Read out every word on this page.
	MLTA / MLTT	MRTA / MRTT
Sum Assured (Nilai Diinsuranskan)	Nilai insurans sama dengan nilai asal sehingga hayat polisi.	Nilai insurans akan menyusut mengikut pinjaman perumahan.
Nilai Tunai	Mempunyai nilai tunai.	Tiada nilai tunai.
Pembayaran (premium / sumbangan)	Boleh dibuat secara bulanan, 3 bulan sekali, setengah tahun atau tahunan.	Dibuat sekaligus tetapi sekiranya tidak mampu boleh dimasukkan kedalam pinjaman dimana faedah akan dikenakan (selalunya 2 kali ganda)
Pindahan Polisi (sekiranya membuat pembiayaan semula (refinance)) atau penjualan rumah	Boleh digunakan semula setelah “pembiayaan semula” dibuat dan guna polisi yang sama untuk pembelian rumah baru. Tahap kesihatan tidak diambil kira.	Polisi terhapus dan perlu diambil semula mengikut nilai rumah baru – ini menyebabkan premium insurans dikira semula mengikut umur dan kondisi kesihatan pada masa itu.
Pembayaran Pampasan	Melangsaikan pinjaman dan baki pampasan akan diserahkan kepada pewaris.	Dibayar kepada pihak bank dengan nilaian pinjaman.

→ **Exercise aim**: Transcribe each record exactly. Leave nothing out.

→ **Answer to the problem**:
Read out every word on this page.
	MLTA / MLTT	MRTA / MRTT
Sum Assured (Nilai Diinsuranskan)	Nilai insurans sama dengan nilai asal sehingga hayat polisi.	Nilai insurans akan menyusut mengikut pinjaman perumahan.
Nilai Tunai	Mempunyai nilai tunai.	Tiada nilai tunai.
Pembayaran (premium / sumbangan)	Boleh dibuat secara bulanan, 3 bulan sekali, setengah tahun atau tahunan.	Dibuat sekaligus tetapi sekiranya tidak mampu boleh dimasukkan kedalam pinjaman dimana faedah akan dikenakan (selalunya 2 kali ganda)
Pindahan Polisi (sekiranya membuat pembiayaan semula (refinance)) atau penjualan rumah	Boleh digunakan semula setelah “pembiayaan semula” dibuat dan guna polisi yang sama untuk pembelian rumah baru. Tahap kesihatan tidak diambil kira.	Polisi terhapus dan perlu diambil semula mengikut nilai rumah baru – ini menyebabkan premium insurans dikira semula mengikut umur dan kondisi kesihatan pada masa itu.
Pembayaran Pampasan	Melangsaikan pinjaman dan baki pampasan akan diserahkan kepada pewaris.	Dibayar kepada pihak bank dengan nilaian pinjaman.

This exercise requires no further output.